_Directions_
1) From the rafter tie forum thread, extract the passage starting with "An A frame is" and going on through "a thought exercise.".
2) In the rafter tie forum thread, what is the maximum spacing stated for collar ties?
3) Write what comes next in the rafter tie forum thread, picking up after its final sentence.

_Quoted text_
Edit: forgot to mention reducing rafter spacing too, doh!
My cabin build thread: Alaskan remote 16x28 1.5 story


Recheck that... I believe the callout is rafter ties across every rafter couple, collar ties at every other.

An A frame is tied by the floor... although we drifted a bit outside of the prescriptive connection. I'm not worried at this pitch, again as the pitch lowers thrust increases and the connection becomes more critical.

I am mostly concerned with bending rather than outward thrust. I was going to do a math exercise but decided not to... you might enjoy it though. AWC's DA6, find  the equations for a simple beam, load increasing toward one end, figure out where the splice is going to be and use the equation for finding bending moment anywhere along the beam, figure it for the splice point in the open area. I'm not going to pretend to engineer it. You're going to be guessing some variables, just a thought exercise.


Quote from: Don_P on August 29, 2016, 07:39:31 PM
Recheck that... I believe the callout is rafter ties across every rafter couple, collar ties at every other.


You are correct sir!  No mention of rafter ties anywhere but at each rafter.  Collar ties no further apart than 4' on center.
My cabin build thread: Alaskan remote 16x28 1.5 story


That used to be different, in the past you would have been correct. The reason for the changes... look at the heeljoint table at the end of the rafter span tables and look down to the lower pitches. The connection requirement can get out of hand. We do not have that issue here but they have to draw the prescriptive line somewhere. When I started we were coming off the ranch/ Wright design era with 4/12's being the norm, high potential thrust loads and open ceilings. People were doubling up the ties on every other rafter or wider and those connections were in distress. That's just background info, we're typically steeper nowadays and we certainly are are here so you are not wrong. My Dad had easier walking roofs most of the time than I've had. This is probably pm stuff to avoid confusing the issue at hand ;)

_Stored records_
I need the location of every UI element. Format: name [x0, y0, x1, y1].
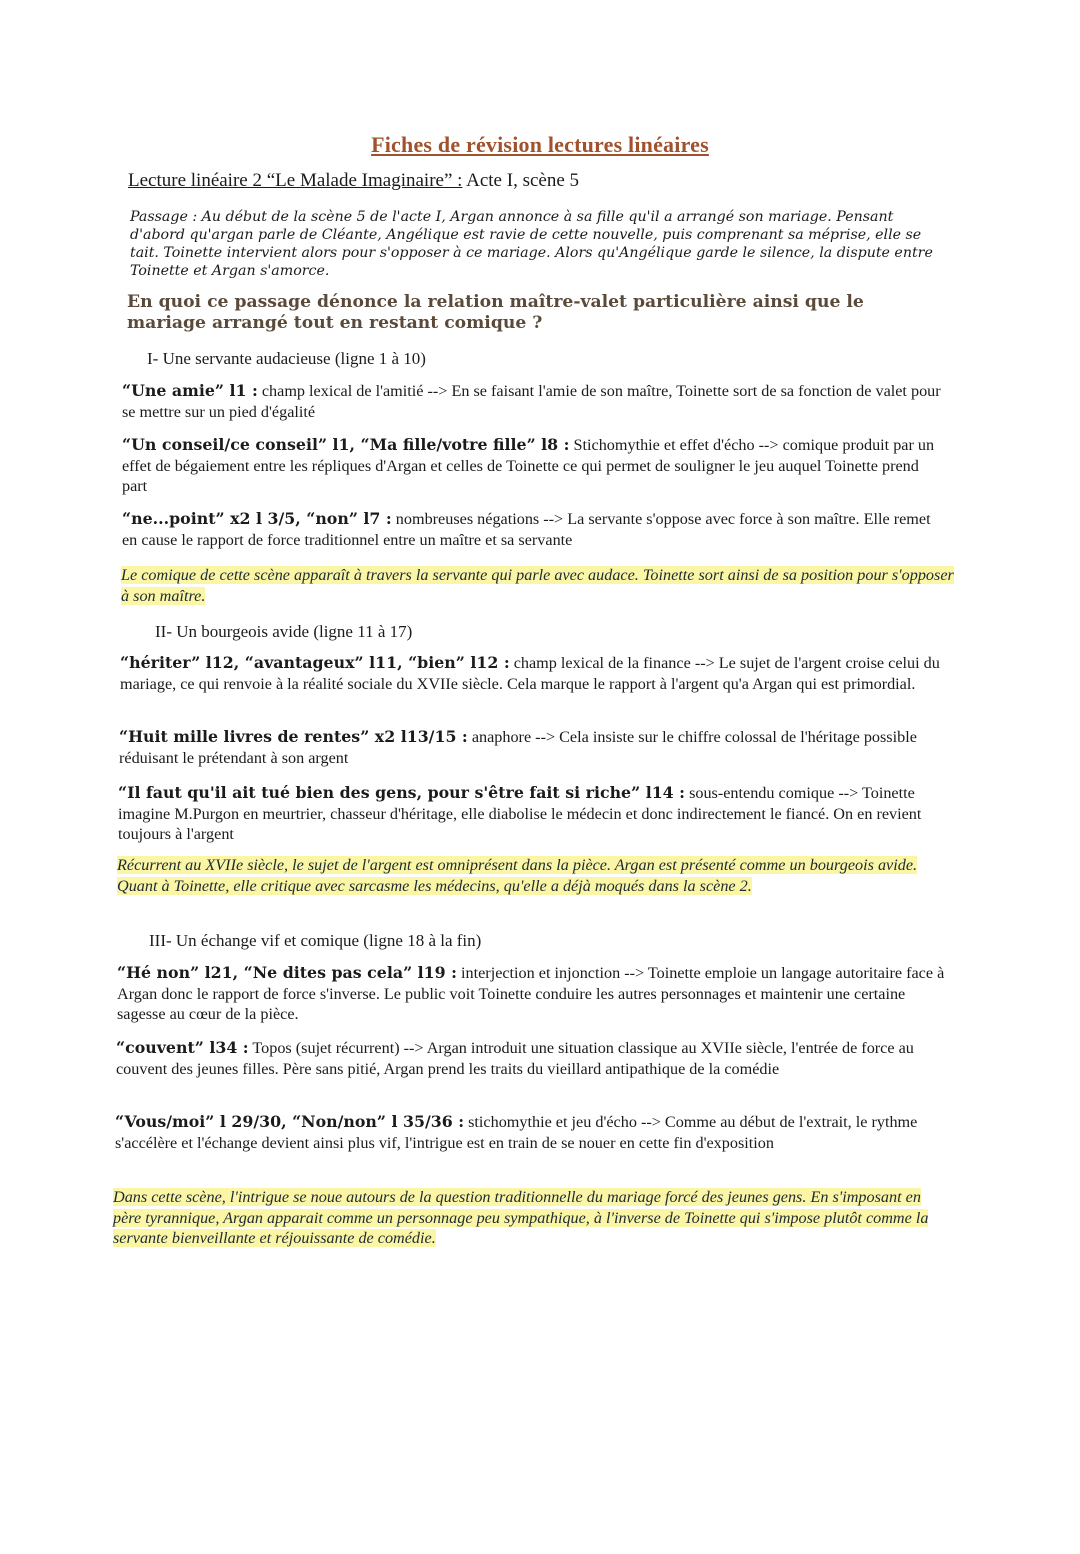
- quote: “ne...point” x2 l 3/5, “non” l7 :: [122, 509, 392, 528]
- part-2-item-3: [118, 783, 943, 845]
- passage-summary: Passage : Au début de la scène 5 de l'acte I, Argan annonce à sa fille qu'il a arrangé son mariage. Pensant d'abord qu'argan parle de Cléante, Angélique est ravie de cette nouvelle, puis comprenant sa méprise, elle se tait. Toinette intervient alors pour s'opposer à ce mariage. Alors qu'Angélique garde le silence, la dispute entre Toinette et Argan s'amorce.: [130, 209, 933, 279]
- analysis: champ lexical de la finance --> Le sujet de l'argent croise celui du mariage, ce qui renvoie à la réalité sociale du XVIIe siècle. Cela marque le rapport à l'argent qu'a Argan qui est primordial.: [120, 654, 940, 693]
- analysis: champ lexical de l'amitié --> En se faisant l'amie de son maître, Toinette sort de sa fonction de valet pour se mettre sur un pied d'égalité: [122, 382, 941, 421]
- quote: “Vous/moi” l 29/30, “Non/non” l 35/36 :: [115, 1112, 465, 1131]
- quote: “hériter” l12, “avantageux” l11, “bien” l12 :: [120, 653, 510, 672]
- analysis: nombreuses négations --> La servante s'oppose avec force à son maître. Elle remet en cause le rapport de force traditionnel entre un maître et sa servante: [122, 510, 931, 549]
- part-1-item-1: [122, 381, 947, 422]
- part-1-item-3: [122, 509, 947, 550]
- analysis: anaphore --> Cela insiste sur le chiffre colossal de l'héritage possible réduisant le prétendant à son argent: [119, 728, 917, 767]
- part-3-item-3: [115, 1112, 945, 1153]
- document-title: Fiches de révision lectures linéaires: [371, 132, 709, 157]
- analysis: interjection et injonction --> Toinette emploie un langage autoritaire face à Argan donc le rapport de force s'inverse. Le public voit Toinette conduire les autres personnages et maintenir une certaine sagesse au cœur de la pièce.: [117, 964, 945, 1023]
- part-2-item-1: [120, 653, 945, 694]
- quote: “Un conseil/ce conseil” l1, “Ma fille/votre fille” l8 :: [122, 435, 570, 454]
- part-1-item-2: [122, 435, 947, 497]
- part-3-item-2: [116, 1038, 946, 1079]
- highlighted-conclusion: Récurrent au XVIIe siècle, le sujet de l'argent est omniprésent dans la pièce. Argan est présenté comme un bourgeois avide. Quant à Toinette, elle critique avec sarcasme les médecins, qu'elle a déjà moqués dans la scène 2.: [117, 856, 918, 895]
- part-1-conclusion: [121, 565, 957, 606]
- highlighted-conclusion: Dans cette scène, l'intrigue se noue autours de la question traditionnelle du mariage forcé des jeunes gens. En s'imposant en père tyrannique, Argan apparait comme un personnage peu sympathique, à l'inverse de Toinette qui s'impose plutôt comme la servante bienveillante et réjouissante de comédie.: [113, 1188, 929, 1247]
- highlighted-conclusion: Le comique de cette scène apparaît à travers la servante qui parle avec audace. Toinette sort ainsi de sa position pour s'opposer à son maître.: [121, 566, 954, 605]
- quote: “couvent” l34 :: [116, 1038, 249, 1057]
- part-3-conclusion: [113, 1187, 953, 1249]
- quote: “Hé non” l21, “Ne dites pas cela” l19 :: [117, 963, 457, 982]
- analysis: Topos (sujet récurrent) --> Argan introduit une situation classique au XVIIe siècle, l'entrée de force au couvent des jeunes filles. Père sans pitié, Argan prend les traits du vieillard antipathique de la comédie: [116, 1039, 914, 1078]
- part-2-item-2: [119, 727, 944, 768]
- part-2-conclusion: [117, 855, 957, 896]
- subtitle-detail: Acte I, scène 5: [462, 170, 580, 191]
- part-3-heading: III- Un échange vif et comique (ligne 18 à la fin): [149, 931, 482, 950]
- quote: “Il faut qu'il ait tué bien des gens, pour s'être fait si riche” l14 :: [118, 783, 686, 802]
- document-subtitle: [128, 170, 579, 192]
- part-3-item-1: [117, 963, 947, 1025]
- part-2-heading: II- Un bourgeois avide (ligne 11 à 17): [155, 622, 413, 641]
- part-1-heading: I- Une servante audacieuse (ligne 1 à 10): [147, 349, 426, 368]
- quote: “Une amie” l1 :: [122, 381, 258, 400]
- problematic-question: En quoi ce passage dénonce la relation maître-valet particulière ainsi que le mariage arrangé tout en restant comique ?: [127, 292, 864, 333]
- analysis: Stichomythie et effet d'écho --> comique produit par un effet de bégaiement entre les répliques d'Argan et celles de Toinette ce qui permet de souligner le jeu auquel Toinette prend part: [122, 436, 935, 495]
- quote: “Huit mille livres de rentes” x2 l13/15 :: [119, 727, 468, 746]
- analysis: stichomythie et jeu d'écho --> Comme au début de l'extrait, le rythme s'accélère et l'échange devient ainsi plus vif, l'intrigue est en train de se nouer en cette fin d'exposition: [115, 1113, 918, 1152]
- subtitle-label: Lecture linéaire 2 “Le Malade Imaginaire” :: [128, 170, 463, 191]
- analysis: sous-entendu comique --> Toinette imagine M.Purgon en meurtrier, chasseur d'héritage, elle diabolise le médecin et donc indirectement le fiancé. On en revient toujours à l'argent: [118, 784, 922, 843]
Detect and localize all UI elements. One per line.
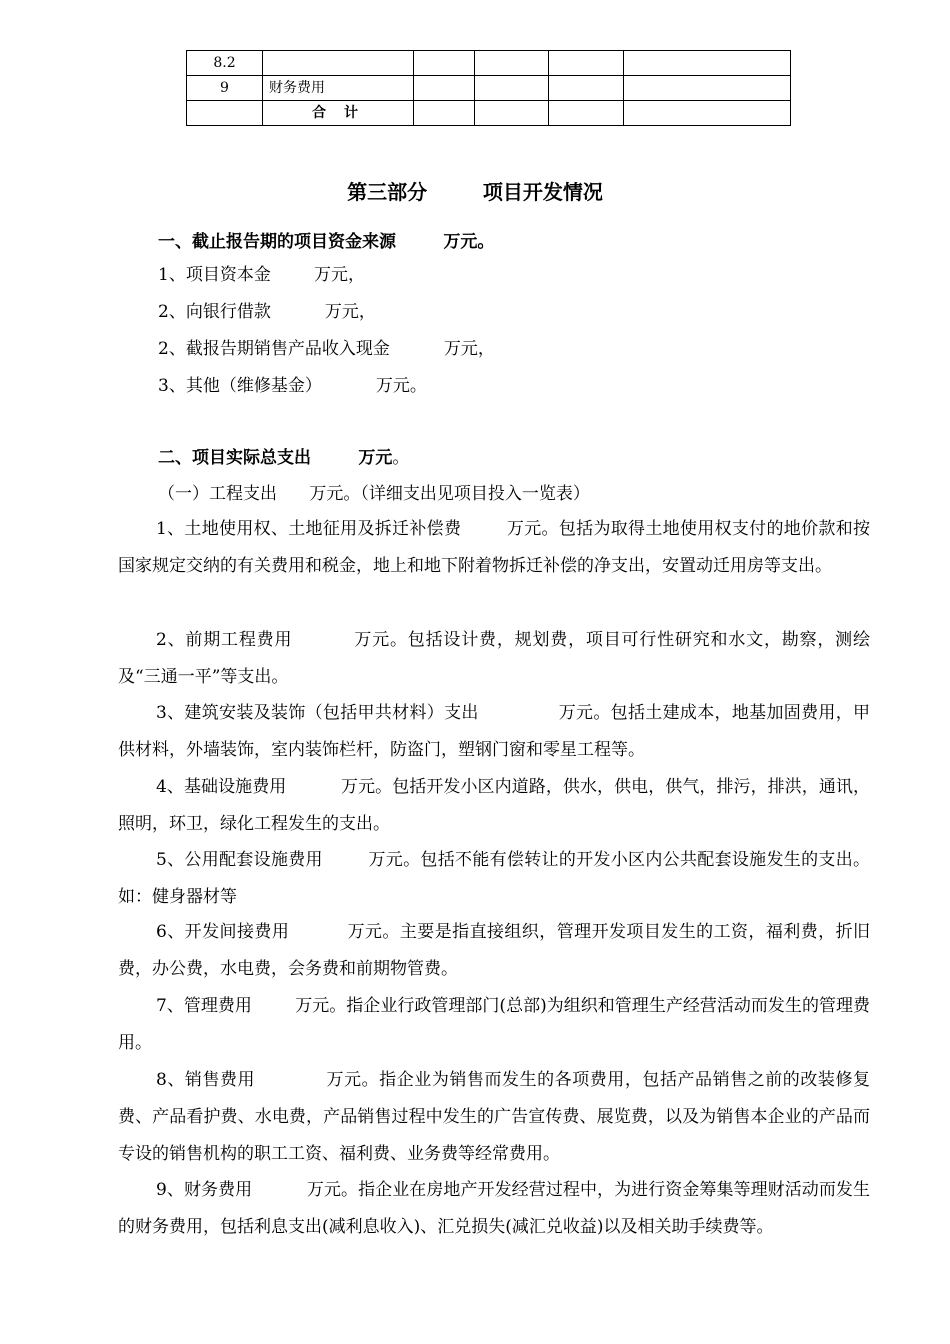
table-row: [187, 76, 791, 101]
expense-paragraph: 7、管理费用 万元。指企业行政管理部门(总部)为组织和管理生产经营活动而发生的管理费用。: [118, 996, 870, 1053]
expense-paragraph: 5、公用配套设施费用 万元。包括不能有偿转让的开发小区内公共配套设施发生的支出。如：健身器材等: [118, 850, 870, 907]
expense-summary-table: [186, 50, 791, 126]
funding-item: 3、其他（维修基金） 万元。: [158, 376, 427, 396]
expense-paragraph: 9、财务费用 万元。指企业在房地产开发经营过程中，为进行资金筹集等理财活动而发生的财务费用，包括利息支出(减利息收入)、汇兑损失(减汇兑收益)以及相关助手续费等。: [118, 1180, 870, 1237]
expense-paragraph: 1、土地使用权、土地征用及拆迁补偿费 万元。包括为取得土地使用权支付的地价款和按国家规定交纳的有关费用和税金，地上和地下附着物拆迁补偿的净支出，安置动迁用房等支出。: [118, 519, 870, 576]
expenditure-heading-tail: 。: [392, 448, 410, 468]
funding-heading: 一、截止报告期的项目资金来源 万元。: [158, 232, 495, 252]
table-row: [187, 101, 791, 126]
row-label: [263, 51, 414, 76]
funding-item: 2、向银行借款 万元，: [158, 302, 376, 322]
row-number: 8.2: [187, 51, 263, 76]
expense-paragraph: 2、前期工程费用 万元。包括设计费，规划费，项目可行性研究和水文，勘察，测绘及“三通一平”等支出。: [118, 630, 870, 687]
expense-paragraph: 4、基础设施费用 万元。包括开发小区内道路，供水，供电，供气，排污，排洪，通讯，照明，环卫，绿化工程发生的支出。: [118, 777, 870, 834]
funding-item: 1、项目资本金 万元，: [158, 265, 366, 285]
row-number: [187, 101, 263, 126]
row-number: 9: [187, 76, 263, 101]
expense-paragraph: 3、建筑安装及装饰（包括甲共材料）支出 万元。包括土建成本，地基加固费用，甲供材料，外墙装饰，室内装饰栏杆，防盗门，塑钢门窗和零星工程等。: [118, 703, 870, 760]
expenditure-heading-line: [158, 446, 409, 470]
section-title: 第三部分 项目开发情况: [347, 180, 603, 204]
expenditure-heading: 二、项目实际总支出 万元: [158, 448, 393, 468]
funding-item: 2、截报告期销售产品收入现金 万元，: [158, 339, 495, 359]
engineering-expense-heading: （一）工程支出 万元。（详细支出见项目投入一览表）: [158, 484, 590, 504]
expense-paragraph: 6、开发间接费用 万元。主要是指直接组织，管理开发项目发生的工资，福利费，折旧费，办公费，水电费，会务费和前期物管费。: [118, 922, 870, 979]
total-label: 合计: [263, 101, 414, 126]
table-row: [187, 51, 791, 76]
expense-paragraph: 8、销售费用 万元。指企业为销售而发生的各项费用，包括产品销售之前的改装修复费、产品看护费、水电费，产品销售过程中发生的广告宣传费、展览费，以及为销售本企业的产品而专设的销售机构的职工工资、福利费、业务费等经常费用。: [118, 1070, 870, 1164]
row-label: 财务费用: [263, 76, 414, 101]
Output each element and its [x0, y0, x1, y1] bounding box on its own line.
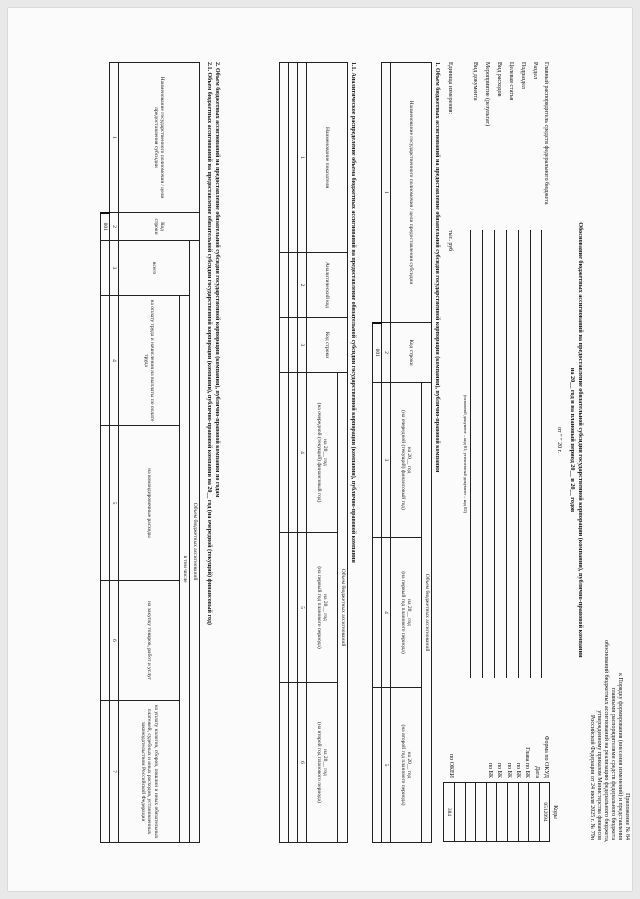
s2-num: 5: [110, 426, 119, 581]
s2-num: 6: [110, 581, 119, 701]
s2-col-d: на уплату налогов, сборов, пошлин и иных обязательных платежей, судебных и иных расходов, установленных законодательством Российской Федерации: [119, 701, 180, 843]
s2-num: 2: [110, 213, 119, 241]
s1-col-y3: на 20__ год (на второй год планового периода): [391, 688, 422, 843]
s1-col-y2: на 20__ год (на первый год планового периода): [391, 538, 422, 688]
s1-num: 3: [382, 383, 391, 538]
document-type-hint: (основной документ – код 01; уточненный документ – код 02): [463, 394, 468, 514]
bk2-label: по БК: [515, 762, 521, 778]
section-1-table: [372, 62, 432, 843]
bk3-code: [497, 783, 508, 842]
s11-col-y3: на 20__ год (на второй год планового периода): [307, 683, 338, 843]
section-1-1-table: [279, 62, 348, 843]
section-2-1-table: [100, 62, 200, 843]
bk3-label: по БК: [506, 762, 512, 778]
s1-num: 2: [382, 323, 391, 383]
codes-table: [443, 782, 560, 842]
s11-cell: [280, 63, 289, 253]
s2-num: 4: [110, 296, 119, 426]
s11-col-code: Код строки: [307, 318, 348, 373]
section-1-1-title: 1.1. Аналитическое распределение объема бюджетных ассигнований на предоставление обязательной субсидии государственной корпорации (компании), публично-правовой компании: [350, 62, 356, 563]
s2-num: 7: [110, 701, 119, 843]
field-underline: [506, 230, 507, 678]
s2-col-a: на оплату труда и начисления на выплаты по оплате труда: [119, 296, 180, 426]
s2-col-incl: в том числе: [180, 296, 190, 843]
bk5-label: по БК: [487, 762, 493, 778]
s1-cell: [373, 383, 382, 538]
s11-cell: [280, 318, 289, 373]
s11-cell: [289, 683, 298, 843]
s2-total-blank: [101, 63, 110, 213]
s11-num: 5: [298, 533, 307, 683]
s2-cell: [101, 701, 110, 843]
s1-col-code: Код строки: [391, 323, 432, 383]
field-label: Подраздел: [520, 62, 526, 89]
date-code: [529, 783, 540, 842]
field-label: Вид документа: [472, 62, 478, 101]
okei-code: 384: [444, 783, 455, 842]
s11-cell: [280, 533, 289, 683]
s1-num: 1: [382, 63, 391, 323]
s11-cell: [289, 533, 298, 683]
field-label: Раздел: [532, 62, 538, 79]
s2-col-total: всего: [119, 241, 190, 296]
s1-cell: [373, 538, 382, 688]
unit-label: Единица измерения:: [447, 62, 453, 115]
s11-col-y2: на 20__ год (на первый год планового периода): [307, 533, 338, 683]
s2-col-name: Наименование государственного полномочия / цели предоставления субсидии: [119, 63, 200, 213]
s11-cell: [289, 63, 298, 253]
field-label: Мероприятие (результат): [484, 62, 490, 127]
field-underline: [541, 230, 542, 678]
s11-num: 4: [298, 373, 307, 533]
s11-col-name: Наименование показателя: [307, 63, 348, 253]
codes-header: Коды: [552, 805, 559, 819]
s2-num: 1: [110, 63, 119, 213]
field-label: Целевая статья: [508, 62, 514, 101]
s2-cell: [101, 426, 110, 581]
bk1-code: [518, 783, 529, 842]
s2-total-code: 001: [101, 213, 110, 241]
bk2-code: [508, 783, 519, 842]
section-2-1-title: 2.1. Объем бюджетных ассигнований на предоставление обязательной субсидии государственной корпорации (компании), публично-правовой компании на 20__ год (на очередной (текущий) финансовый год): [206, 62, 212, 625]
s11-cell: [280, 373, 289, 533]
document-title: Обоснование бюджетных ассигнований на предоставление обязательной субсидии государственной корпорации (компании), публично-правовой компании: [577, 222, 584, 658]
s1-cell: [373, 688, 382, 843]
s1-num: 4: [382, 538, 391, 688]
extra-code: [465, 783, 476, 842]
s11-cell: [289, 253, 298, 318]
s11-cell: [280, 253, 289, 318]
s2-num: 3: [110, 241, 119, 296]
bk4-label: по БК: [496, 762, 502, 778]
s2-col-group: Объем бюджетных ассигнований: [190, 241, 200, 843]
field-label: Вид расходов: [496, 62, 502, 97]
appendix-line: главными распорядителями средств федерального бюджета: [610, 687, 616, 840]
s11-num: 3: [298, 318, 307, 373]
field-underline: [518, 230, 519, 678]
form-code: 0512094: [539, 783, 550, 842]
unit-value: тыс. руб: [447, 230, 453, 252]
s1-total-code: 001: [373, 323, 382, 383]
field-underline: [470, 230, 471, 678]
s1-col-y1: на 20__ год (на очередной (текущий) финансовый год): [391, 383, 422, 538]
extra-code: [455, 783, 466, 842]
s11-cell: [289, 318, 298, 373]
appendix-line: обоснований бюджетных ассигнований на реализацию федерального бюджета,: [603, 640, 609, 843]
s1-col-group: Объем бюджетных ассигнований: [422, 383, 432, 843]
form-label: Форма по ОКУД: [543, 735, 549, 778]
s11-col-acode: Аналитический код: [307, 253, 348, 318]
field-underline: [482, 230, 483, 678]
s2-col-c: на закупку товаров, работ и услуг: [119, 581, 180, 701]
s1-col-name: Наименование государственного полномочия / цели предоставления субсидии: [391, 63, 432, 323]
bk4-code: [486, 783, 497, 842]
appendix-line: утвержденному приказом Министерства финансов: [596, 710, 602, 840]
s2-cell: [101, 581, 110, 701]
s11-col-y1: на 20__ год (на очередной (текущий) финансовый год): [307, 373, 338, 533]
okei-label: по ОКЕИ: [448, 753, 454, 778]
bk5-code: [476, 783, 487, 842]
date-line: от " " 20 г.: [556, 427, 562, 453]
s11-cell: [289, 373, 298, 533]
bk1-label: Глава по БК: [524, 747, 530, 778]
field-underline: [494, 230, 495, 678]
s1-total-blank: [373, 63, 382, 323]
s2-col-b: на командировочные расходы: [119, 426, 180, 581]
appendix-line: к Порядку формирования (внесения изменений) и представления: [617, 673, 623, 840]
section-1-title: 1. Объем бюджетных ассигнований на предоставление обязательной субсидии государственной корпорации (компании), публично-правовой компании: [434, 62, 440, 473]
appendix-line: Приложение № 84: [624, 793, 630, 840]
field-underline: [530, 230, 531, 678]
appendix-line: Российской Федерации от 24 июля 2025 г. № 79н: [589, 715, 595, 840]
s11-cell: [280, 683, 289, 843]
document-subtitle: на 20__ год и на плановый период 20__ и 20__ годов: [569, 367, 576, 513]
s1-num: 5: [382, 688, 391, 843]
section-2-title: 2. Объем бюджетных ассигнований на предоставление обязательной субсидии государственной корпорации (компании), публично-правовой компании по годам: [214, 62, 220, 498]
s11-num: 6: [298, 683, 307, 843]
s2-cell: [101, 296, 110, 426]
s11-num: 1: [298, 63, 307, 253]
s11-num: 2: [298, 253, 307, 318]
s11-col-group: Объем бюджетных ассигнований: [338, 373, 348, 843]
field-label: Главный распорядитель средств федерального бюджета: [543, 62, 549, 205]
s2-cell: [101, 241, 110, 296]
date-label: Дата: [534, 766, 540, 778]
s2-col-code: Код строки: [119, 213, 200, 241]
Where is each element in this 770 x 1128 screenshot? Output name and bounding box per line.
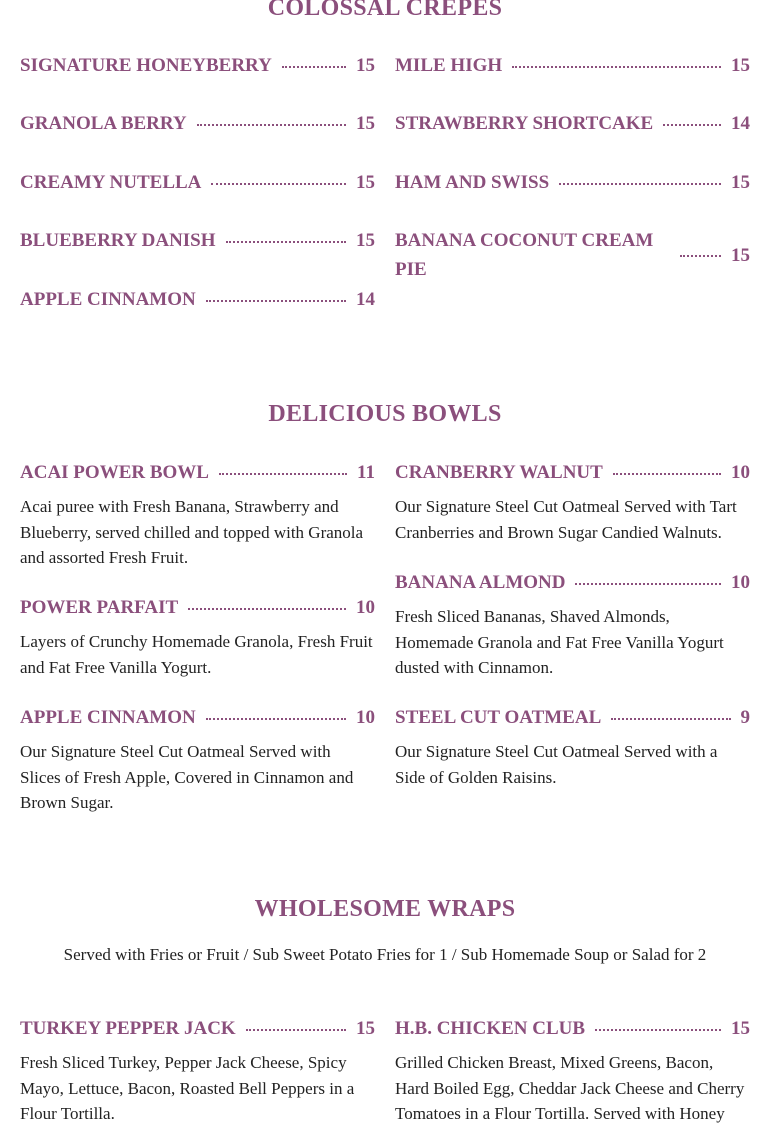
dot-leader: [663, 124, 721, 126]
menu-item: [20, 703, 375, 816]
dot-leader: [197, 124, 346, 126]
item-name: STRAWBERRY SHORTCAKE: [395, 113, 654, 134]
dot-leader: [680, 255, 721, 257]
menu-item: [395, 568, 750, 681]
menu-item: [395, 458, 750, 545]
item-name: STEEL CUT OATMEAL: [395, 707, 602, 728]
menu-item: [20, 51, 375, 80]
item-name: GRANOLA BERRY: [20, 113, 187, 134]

_Task results_
1)
An A frame is tied by the floor... although we drifted a bit outside of the prescriptive connection. I'm not worried at this pitch, again as the pitch lowers thrust increases and the connection becomes more critical.

I am mostly concerned with bending rather than outward thrust. I was going to do a math exercise but decided not to... you might enjoy it though. AWC's DA6, find  the equations for a simple beam, load increasing toward one end, figure out where the splice is going to be and use the equation for finding bending moment anywhere along the beam, figure it for the splice point in the open area. I'm not going to pretend to engineer it. You're going to be guessing some variables, just a thought exercise.

2) No further apart than 4' on center.

3)
Off to be a concreature, what I heard her say was "pour guy"  :D


The home depot wood delivery was delayed until this Saturday, and time is of the essence, so i drove 1.5 hrs to the nearest home depot yesterday and picked up x40 2x10x16. I picked them up for about $16 bucks a pop versus buying locally at $25 each! I would not load that much wood in my 2005 f250 again, as it was hanging out about 6ft with my rear shocks maxed out, and unstable despite being tied down as best i could.

The 20ft shipping container finally got dropped off, and the driver was a bit pissed as he muttered "This is not a normal delivery"...luckily he only got one flat. Paid $2640 for that container but had no choice as we need a dry storage area for moving our crap out next week. Considering the entire wood order for the A-frame was $3900, i could have built one hellavu storage shed. Luckily a friend managed to borrow a bobcat mini excavator and dug the garage out and cleared a lot of stumps/manzanita and improved the road...impressive little machine!

Got the 6x6's posts setup in one day, along with the sill plates and girder, put the double 2x10 rim joists up in another day, and just finished half the floor joists today...goes a bit quicker when working with wood versus concrete, and my wife has been able to help a lot lately. The remaining floor joists will be put up tomorrow (if i can buy the 2x10x12's locally) and hopefully i'll be ready to put the OSB over the joists by saturday when the delivery arrives...still have to drive in x170 2x10x16s and a lot of OSB, so not sure how long that will take.

Some of these 2x10x16s are extremely heavy and wet. Seems like the wet ones weigh twice as much as the semi dry boards. If the home depot delivery has a lot of wet boards, i dont see how i could get the rafters up without letting them dry for several days first.


Just seeing that stack of concrete bags makes me tired.   ;)

Just because something has been done and has not failed, doesn't mean it is good design.


Amen to that. It's looking good though.
Double check the center girder, I think it needs to be a triple;
Look at table 502.5(2)

It is possible to do a wheelie and dump the entire load in the road... or so I've heard  :D Borrow a trailer if you can, it'll save the truck and haul lots more.


Most of this work is hauling the materials in...i'd be happy if they dropped it off within 3 miles. Anyway, maybe its just the pic but the center girder is a triple 2x10...all doug fir.



Lookin real good.

Did you use line blocks to run the string for the posts? Man those have been my favorite tool, carpenters are missing out. Way better than nailing off 8d's and winding string around them to try to get em tight.

Some of my lumber got wet, or was delivered wet and it sure does make a difference in lifting. I've got about 12 or 16 rafters left for my roof. This has been one job that I stop before I am tired because walking a 2x6 plate at 20' up I don't want to trip.

Lifting both rafters together, it might be tough to get proper leverage. Putting up a ridge board would be tricky and would require scaffolding or getting creative with triangles.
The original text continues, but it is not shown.